Extracted records:
━━━━━━━━━━━━━━━━
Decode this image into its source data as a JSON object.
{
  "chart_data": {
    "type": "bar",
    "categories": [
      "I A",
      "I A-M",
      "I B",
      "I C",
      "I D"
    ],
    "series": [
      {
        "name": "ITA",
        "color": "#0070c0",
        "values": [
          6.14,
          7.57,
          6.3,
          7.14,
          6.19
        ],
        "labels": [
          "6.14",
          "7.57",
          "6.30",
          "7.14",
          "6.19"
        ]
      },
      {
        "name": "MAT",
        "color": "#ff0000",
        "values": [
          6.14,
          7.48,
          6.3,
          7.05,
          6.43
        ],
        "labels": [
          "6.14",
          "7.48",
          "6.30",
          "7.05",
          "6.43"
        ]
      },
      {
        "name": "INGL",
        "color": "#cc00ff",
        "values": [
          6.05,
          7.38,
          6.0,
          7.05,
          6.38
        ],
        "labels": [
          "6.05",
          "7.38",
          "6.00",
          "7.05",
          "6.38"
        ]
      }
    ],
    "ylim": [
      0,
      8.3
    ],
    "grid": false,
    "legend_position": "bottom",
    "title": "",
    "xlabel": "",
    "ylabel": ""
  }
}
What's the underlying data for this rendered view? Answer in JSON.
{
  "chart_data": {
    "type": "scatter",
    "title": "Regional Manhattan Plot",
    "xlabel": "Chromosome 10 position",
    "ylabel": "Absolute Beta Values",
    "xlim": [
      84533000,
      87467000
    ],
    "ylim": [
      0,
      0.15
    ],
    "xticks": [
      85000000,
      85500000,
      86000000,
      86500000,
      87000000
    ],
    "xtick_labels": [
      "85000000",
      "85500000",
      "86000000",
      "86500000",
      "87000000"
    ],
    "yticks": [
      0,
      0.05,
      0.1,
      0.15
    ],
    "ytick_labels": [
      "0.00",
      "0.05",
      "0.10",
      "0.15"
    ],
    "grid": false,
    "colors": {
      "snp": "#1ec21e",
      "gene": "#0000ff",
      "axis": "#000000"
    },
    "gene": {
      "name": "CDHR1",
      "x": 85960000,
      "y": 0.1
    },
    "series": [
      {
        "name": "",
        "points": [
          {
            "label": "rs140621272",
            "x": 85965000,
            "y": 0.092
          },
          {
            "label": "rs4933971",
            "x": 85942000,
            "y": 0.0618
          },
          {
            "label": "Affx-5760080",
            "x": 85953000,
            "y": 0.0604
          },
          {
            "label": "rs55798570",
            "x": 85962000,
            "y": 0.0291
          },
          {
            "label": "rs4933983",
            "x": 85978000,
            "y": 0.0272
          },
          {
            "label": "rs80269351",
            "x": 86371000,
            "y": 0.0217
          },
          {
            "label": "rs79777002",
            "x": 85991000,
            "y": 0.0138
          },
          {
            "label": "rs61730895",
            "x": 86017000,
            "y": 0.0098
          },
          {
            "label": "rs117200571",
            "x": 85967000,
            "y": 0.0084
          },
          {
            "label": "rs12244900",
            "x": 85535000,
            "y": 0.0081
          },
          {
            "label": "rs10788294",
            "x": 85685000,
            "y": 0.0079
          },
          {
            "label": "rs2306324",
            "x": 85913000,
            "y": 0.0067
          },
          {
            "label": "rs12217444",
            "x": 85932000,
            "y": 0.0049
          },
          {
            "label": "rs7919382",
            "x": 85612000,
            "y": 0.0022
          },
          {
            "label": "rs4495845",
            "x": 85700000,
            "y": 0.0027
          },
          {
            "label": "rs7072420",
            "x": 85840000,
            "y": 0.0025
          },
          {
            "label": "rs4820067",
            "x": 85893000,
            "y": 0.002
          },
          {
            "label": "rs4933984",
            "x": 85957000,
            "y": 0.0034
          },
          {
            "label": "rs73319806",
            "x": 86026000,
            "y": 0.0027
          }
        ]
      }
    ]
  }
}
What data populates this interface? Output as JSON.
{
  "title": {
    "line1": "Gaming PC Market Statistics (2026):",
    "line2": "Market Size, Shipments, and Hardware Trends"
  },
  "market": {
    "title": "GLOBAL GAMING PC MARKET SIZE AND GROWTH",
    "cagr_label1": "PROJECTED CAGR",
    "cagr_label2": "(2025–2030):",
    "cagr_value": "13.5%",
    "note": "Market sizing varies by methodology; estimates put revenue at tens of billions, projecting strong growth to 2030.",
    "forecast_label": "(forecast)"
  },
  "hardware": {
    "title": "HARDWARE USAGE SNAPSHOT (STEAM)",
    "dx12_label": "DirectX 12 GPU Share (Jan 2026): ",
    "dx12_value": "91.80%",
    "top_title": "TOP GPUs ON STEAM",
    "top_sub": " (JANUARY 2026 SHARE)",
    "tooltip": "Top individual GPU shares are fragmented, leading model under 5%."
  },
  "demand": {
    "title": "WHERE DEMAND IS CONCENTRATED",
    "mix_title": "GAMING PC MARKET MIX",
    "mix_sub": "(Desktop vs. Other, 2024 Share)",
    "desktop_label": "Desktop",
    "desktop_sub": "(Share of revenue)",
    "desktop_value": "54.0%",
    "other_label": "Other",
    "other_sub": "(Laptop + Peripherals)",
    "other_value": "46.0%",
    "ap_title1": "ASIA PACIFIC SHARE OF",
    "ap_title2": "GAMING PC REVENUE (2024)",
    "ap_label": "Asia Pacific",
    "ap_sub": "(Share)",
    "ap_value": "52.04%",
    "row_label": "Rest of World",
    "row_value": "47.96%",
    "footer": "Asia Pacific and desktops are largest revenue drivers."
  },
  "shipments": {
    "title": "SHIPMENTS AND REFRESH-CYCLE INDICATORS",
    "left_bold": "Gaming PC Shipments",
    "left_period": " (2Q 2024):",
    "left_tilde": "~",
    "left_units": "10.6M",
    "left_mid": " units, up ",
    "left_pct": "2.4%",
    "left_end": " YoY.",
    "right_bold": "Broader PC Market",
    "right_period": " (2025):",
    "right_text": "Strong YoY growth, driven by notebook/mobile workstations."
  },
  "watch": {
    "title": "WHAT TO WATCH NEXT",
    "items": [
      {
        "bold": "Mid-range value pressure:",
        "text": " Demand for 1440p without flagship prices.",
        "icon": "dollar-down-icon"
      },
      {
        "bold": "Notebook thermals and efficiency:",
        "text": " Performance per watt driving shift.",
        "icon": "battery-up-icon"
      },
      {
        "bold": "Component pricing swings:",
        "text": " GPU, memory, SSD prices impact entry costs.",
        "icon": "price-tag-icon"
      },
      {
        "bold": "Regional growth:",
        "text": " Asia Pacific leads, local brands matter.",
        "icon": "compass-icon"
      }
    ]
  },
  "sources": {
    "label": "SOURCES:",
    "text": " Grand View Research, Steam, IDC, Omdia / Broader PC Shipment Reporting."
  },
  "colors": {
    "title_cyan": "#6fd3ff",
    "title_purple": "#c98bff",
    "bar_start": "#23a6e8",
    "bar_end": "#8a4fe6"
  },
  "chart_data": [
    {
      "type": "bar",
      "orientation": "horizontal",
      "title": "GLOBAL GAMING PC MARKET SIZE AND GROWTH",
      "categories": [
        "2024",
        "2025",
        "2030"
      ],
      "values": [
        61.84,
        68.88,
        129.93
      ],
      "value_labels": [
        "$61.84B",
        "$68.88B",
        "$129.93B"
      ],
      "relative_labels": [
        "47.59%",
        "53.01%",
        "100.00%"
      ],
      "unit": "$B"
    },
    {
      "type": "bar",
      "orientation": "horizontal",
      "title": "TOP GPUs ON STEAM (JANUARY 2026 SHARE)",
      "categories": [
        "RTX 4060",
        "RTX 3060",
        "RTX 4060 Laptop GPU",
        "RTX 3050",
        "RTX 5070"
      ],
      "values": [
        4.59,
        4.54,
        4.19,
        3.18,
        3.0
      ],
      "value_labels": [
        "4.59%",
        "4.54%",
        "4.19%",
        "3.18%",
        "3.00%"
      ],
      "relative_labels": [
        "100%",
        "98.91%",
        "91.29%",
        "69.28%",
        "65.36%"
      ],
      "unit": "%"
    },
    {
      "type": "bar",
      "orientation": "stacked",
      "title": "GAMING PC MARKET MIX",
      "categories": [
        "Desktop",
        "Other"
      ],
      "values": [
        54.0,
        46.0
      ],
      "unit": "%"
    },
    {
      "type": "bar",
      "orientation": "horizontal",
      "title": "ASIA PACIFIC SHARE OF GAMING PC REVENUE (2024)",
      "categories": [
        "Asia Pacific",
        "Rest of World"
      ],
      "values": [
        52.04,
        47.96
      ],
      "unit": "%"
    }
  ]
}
━━━━━━━━━━━━━━━━
Problem details: Return each line of the listing that holds the string "JANUARY".

Answer for the task:
    "top_sub": " (JANUARY 2026 SHARE)",
      "title": "TOP GPUs ON STEAM (JANUARY 2026 SHARE)",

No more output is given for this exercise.